▶ **Data in this exercise**

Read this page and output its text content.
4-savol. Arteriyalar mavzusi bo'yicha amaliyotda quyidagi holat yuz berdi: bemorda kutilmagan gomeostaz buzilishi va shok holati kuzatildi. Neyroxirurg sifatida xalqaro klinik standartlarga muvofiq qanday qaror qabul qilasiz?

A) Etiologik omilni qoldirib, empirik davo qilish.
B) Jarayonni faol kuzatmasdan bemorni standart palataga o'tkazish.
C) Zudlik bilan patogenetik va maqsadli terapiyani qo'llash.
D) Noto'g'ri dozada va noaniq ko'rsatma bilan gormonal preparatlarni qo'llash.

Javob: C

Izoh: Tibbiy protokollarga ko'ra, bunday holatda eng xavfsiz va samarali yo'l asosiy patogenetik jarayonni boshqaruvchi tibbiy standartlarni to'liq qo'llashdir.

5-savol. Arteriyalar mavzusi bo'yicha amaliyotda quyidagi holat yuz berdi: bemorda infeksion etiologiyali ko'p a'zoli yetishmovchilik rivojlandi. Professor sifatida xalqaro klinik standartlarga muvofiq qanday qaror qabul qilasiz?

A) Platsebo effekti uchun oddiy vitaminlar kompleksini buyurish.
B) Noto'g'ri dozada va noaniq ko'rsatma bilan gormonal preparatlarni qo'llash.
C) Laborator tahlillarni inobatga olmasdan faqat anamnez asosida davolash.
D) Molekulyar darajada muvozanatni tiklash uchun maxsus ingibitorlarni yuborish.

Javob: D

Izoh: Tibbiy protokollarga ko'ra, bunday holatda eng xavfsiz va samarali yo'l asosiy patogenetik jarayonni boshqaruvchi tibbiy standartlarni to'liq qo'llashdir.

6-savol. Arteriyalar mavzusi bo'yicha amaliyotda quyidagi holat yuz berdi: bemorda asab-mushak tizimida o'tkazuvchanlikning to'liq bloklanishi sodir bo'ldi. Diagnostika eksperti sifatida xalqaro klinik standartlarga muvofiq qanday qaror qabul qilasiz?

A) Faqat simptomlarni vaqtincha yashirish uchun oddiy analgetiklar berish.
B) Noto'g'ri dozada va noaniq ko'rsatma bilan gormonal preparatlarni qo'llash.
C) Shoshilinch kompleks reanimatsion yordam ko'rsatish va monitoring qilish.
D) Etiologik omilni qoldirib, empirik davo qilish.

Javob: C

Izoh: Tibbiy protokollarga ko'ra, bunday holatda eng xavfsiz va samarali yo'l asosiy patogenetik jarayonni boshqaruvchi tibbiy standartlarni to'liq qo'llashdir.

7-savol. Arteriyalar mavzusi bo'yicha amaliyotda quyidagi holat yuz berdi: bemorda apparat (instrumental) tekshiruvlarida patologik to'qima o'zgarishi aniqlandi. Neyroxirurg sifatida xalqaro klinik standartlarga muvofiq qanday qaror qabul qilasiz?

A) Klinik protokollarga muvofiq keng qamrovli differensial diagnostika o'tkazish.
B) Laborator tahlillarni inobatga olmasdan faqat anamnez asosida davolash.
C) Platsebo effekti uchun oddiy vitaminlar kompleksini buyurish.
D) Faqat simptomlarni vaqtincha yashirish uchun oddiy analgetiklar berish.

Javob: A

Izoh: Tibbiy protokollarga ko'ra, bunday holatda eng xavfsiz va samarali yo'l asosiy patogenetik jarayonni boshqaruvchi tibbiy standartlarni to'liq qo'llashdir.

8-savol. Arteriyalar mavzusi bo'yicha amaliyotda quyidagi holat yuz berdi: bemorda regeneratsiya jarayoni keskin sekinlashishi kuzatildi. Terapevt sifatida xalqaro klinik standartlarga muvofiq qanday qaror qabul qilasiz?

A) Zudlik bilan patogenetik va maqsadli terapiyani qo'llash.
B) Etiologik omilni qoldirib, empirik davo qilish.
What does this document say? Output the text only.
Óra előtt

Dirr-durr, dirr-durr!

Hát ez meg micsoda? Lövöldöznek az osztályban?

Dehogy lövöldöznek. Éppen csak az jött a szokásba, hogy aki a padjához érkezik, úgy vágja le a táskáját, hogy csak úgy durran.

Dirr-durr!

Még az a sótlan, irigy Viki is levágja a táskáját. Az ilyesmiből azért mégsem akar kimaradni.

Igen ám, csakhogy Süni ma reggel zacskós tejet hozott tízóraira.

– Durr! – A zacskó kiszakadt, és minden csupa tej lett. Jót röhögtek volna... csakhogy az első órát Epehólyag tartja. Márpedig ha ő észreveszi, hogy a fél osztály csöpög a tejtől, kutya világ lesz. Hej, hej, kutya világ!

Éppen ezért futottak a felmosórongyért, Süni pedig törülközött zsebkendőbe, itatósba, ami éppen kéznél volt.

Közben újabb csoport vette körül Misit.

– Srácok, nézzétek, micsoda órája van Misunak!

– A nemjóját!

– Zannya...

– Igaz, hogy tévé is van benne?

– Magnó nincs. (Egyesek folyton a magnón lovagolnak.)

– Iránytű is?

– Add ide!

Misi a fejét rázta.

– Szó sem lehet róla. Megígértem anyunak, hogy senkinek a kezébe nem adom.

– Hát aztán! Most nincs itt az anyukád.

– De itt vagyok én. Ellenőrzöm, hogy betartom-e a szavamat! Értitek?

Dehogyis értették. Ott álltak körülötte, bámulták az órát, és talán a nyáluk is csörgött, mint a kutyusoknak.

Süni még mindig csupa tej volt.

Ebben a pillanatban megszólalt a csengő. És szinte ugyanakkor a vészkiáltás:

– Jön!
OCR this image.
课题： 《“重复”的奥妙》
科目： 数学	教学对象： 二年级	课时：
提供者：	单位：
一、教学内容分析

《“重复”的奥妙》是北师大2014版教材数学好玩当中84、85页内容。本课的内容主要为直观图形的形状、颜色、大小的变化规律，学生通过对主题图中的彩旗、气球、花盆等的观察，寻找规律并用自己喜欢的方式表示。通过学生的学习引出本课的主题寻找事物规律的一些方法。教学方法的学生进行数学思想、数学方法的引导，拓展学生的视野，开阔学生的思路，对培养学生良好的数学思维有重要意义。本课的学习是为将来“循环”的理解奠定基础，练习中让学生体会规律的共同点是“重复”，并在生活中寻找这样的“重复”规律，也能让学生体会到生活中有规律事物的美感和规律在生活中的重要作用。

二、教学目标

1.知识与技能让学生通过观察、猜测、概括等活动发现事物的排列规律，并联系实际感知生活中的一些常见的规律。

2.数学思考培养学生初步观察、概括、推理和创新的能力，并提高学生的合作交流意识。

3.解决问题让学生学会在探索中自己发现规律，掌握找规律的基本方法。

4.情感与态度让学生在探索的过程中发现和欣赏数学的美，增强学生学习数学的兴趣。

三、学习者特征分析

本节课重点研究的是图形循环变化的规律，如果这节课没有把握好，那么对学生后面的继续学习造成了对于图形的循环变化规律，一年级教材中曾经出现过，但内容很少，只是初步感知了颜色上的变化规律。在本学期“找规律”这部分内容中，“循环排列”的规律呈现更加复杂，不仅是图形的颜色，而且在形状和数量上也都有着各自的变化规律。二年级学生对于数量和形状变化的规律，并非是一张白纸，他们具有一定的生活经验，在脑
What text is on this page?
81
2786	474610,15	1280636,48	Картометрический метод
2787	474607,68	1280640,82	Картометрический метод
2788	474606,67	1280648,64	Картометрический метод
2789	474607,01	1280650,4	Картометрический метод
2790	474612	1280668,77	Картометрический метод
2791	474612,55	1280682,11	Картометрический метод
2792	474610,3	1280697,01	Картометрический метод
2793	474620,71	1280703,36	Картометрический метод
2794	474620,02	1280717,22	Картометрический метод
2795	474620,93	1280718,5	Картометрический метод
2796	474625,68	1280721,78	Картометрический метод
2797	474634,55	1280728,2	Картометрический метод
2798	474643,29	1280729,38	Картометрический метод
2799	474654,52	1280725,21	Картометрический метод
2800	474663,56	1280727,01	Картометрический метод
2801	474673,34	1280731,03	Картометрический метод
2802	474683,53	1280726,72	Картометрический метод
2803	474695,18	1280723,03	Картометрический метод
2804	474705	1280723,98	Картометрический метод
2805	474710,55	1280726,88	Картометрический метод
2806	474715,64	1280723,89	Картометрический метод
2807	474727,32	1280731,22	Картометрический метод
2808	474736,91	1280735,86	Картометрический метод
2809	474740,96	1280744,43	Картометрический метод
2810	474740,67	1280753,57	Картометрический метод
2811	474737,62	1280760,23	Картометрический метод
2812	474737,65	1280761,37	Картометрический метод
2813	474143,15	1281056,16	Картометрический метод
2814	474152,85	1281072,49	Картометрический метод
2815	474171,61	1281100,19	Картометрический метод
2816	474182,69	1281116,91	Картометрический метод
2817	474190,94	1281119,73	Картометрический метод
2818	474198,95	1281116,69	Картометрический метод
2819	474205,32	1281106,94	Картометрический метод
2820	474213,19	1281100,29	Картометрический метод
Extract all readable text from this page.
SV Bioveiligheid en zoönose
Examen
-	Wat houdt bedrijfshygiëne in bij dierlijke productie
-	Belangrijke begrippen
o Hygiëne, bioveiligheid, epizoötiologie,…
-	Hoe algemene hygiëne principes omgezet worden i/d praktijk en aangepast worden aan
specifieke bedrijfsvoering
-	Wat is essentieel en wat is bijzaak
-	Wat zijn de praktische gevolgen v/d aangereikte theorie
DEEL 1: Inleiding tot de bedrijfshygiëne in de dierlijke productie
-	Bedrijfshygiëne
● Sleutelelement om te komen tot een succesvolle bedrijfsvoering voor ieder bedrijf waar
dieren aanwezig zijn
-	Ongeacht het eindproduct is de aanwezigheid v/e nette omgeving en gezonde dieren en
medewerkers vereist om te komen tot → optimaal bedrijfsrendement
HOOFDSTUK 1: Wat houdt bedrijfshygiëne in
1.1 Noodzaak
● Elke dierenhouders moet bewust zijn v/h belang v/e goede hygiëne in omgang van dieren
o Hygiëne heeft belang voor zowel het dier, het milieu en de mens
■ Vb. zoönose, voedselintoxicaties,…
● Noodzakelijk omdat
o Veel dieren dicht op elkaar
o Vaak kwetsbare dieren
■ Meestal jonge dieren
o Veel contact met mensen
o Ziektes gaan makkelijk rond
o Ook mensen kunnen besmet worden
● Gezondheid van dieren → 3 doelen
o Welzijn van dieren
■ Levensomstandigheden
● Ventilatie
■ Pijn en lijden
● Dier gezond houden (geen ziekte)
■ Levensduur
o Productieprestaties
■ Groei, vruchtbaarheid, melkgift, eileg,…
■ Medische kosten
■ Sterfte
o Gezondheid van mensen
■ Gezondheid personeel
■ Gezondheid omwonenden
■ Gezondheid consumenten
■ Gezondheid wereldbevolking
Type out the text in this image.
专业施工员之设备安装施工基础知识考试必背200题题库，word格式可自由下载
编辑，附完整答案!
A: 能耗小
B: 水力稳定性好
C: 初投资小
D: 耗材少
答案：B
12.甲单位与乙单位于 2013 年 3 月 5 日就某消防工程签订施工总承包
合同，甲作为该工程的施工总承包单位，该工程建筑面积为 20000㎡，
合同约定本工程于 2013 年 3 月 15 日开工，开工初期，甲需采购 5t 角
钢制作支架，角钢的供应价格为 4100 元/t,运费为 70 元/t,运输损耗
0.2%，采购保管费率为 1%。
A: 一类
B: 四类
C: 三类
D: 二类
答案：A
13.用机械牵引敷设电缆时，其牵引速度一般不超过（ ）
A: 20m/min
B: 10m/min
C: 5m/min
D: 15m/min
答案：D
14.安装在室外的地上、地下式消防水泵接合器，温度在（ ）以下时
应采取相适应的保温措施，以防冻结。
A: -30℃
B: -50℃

▶ **Objective**
Copy every line in the records above that contains the word "Zudlik".

▶ **Solution to the exercise**
C) Zudlik bilan patogenetik va maqsadli terapiyani qo'llash.
A) Zudlik bilan patogenetik va maqsadli terapiyani qo'llash.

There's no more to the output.